- **EXERCISE**
Word for word, copy the records that follow.

- **ENTRIES PROVIDED**
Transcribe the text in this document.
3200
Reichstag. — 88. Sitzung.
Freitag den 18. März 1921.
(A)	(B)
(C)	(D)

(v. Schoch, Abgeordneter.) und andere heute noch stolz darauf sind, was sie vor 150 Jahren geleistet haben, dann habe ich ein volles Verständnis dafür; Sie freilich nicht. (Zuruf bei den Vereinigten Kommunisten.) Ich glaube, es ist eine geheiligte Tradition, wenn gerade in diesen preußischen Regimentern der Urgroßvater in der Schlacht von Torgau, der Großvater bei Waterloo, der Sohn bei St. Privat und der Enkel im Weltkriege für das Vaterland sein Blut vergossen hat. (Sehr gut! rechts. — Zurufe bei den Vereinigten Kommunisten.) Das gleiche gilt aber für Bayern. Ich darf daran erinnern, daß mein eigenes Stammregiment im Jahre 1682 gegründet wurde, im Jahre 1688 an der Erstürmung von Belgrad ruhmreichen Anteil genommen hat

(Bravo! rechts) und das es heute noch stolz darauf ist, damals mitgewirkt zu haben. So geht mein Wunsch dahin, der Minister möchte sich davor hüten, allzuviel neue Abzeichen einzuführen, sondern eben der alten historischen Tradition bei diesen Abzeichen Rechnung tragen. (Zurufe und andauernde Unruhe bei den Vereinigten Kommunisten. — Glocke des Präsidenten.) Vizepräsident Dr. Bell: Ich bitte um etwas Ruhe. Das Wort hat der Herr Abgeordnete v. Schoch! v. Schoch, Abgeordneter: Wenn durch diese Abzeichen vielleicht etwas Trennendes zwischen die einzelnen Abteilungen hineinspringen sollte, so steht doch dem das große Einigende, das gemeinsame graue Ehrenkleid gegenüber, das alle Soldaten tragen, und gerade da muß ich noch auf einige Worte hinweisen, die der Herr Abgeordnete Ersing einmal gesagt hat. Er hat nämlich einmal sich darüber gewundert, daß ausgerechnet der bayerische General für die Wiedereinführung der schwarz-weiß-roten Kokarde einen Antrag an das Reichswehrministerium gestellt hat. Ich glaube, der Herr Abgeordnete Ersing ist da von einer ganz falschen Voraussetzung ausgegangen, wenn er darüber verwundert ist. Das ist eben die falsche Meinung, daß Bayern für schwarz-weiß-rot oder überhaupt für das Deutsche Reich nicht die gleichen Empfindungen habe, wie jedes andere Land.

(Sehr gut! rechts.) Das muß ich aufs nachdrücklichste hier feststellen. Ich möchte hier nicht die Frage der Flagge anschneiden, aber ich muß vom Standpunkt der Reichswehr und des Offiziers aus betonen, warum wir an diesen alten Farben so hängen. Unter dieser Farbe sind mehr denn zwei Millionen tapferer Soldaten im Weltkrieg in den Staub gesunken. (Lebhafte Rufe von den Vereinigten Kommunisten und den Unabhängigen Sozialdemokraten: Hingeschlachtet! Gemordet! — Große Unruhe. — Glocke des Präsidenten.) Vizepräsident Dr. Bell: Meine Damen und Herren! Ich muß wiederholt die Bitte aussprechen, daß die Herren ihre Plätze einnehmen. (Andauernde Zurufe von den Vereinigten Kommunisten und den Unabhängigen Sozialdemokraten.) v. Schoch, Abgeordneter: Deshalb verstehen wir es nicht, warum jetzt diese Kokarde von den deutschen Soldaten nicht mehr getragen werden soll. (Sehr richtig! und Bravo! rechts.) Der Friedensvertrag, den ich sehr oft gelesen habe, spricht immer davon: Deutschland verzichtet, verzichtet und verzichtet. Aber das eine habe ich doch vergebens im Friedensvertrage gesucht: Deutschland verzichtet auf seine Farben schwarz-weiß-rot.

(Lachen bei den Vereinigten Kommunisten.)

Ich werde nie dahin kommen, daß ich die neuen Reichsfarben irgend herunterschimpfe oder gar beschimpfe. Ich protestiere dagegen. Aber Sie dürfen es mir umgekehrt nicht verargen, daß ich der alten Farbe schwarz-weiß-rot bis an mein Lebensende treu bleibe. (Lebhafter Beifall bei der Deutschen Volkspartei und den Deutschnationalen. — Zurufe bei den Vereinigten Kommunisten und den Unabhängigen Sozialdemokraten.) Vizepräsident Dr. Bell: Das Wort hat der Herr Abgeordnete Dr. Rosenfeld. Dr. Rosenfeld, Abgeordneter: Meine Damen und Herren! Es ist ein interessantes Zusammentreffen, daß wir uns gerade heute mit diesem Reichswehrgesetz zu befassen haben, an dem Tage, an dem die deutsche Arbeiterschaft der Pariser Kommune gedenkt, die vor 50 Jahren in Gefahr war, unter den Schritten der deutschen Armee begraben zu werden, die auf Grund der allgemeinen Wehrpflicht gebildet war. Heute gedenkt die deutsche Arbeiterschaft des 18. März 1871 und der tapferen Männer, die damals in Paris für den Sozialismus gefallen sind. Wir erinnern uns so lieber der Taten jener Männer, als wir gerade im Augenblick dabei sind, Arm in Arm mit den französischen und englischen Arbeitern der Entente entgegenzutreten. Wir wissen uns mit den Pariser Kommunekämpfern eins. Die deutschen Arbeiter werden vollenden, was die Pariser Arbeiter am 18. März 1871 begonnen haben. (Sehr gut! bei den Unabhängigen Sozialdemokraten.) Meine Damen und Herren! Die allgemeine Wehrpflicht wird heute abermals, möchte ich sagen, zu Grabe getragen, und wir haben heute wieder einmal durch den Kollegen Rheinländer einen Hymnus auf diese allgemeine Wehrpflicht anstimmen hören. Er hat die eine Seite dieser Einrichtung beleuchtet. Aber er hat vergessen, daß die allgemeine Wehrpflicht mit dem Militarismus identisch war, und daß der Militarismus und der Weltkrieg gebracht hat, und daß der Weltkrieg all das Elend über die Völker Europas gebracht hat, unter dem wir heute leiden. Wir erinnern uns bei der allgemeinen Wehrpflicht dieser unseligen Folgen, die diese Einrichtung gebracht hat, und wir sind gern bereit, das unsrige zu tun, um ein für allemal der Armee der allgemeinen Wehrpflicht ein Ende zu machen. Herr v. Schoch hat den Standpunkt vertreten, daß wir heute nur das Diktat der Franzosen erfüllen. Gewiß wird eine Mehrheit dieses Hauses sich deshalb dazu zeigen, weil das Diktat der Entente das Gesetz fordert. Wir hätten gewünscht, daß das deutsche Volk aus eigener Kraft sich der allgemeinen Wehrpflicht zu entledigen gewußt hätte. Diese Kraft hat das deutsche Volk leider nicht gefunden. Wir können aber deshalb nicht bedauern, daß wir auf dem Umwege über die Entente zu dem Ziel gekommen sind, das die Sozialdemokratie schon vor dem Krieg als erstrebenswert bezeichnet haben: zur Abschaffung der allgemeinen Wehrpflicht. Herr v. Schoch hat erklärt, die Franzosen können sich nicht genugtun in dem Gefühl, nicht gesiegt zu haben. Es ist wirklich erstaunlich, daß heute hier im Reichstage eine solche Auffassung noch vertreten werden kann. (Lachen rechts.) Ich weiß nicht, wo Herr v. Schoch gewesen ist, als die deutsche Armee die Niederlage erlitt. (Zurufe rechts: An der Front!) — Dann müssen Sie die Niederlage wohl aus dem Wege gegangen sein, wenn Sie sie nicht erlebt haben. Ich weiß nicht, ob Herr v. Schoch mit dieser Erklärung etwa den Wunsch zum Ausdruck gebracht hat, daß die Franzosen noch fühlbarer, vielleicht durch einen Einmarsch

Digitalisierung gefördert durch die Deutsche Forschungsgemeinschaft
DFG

- **EXERCISE RESPONSE**
Transcribe the text in this document.
3200
Reichstag. — 88. Sitzung.
Freitag den 18. März 1921.
(A)	(B)
(C)	(D)

(v. Schoch, Abgeordneter.) und andere heute noch stolz darauf sind, was sie vor 150 Jahren geleistet haben, dann habe ich ein volles Verständnis dafür; Sie freilich nicht. (Zuruf bei den Vereinigten Kommunisten.) Ich glaube, es ist eine geheiligte Tradition, wenn gerade in diesen preußischen Regimentern der Urgroßvater in der Schlacht von Torgau, der Großvater bei Waterloo, der Sohn bei St. Privat und der Enkel im Weltkriege für das Vaterland sein Blut vergossen hat. (Sehr gut! rechts. — Zurufe bei den Vereinigten Kommunisten.) Das gleiche gilt aber für Bayern. Ich darf daran erinnern, daß mein eigenes Stammregiment im Jahre 1682 gegründet wurde, im Jahre 1688 an der Erstürmung von Belgrad ruhmreichen Anteil genommen hat

(Bravo! rechts) und das es heute noch stolz darauf ist, damals mitgewirkt zu haben. So geht mein Wunsch dahin, der Minister möchte sich davor hüten, allzuviel neue Abzeichen einzuführen, sondern eben der alten historischen Tradition bei diesen Abzeichen Rechnung tragen. (Zurufe und andauernde Unruhe bei den Vereinigten Kommunisten. — Glocke des Präsidenten.) Vizepräsident Dr. Bell: Ich bitte um etwas Ruhe. Das Wort hat der Herr Abgeordnete v. Schoch! v. Schoch, Abgeordneter: Wenn durch diese Abzeichen vielleicht etwas Trennendes zwischen die einzelnen Abteilungen hineinspringen sollte, so steht doch dem das große Einigende, das gemeinsame graue Ehrenkleid gegenüber, das alle Soldaten tragen, und gerade da muß ich noch auf einige Worte hinweisen, die der Herr Abgeordnete Ersing einmal gesagt hat. Er hat nämlich einmal sich darüber gewundert, daß ausgerechnet der bayerische General für die Wiedereinführung der schwarz-weiß-roten Kokarde einen Antrag an das Reichswehrministerium gestellt hat. Ich glaube, der Herr Abgeordnete Ersing ist da von einer ganz falschen Voraussetzung ausgegangen, wenn er darüber verwundert ist. Das ist eben die falsche Meinung, daß Bayern für schwarz-weiß-rot oder überhaupt für das Deutsche Reich nicht die gleichen Empfindungen habe, wie jedes andere Land.

(Sehr gut! rechts.) Das muß ich aufs nachdrücklichste hier feststellen. Ich möchte hier nicht die Frage der Flagge anschneiden, aber ich muß vom Standpunkt der Reichswehr und des Offiziers aus betonen, warum wir an diesen alten Farben so hängen. Unter dieser Farbe sind mehr denn zwei Millionen tapferer Soldaten im Weltkrieg in den Staub gesunken. (Lebhafte Rufe von den Vereinigten Kommunisten und den Unabhängigen Sozialdemokraten: Hingeschlachtet! Gemordet! — Große Unruhe. — Glocke des Präsidenten.) Vizepräsident Dr. Bell: Meine Damen und Herren! Ich muß wiederholt die Bitte aussprechen, daß die Herren ihre Plätze einnehmen. (Andauernde Zurufe von den Vereinigten Kommunisten und den Unabhängigen Sozialdemokraten.) v. Schoch, Abgeordneter: Deshalb verstehen wir es nicht, warum jetzt diese Kokarde von den deutschen Soldaten nicht mehr getragen werden soll. (Sehr richtig! und Bravo! rechts.) Der Friedensvertrag, den ich sehr oft gelesen habe, spricht immer davon: Deutschland verzichtet, verzichtet und verzichtet. Aber das eine habe ich doch vergebens im Friedensvertrage gesucht: Deutschland verzichtet auf seine Farben schwarz-weiß-rot.

(Lachen bei den Vereinigten Kommunisten.)

Ich werde nie dahin kommen, daß ich die neuen Reichsfarben irgend herunterschimpfe oder gar beschimpfe. Ich protestiere dagegen. Aber Sie dürfen es mir umgekehrt nicht verargen, daß ich der alten Farbe schwarz-weiß-rot bis an mein Lebensende treu bleibe. (Lebhafter Beifall bei der Deutschen Volkspartei und den Deutschnationalen. — Zurufe bei den Vereinigten Kommunisten und den Unabhängigen Sozialdemokraten.) Vizepräsident Dr. Bell: Das Wort hat der Herr Abgeordnete Dr. Rosenfeld. Dr. Rosenfeld, Abgeordneter: Meine Damen und Herren! Es ist ein interessantes Zusammentreffen, daß wir uns gerade heute mit diesem Reichswehrgesetz zu befassen haben, an dem Tage, an dem die deutsche Arbeiterschaft der Pariser Kommune gedenkt, die vor 50 Jahren in Gefahr war, unter den Schritten der deutschen Armee begraben zu werden, die auf Grund der allgemeinen Wehrpflicht gebildet war. Heute gedenkt die deutsche Arbeiterschaft des 18. März 1871 und der tapferen Männer, die damals in Paris für den Sozialismus gefallen sind. Wir erinnern uns so lieber der Taten jener Männer, als wir gerade im Augenblick dabei sind, Arm in Arm mit den französischen und englischen Arbeitern der Entente entgegenzutreten. Wir wissen uns mit den Pariser Kommunekämpfern eins. Die deutschen Arbeiter werden vollenden, was die Pariser Arbeiter am 18. März 1871 begonnen haben. (Sehr gut! bei den Unabhängigen Sozialdemokraten.) Meine Damen und Herren! Die allgemeine Wehrpflicht wird heute abermals, möchte ich sagen, zu Grabe getragen, und wir haben heute wieder einmal durch den Kollegen Rheinländer einen Hymnus auf diese allgemeine Wehrpflicht anstimmen hören. Er hat die eine Seite dieser Einrichtung beleuchtet. Aber er hat vergessen, daß die allgemeine Wehrpflicht mit dem Militarismus identisch war, und daß der Militarismus und der Weltkrieg gebracht hat, und daß der Weltkrieg all das Elend über die Völker Europas gebracht hat, unter dem wir heute leiden. Wir erinnern uns bei der allgemeinen Wehrpflicht dieser unseligen Folgen, die diese Einrichtung gebracht hat, und wir sind gern bereit, das unsrige zu tun, um ein für allemal der Armee der allgemeinen Wehrpflicht ein Ende zu machen. Herr v. Schoch hat den Standpunkt vertreten, daß wir heute nur das Diktat der Franzosen erfüllen. Gewiß wird eine Mehrheit dieses Hauses sich deshalb dazu zeigen, weil das Diktat der Entente das Gesetz fordert. Wir hätten gewünscht, daß das deutsche Volk aus eigener Kraft sich der allgemeinen Wehrpflicht zu entledigen gewußt hätte. Diese Kraft hat das deutsche Volk leider nicht gefunden. Wir können aber deshalb nicht bedauern, daß wir auf dem Umwege über die Entente zu dem Ziel gekommen sind, das die Sozialdemokratie schon vor dem Krieg als erstrebenswert bezeichnet haben: zur Abschaffung der allgemeinen Wehrpflicht. Herr v. Schoch hat erklärt, die Franzosen können sich nicht genugtun in dem Gefühl, nicht gesiegt zu haben. Es ist wirklich erstaunlich, daß heute hier im Reichstage eine solche Auffassung noch vertreten werden kann. (Lachen rechts.) Ich weiß nicht, wo Herr v. Schoch gewesen ist, als die deutsche Armee die Niederlage erlitt. (Zurufe rechts: An der Front!) — Dann müssen Sie die Niederlage wohl aus dem Wege gegangen sein, wenn Sie sie nicht erlebt haben. Ich weiß nicht, ob Herr v. Schoch mit dieser Erklärung etwa den Wunsch zum Ausdruck gebracht hat, daß die Franzosen noch fühlbarer, vielleicht durch einen Einmarsch

Digitalisierung gefördert durch die Deutsche Forschungsgemeinschaft
DFG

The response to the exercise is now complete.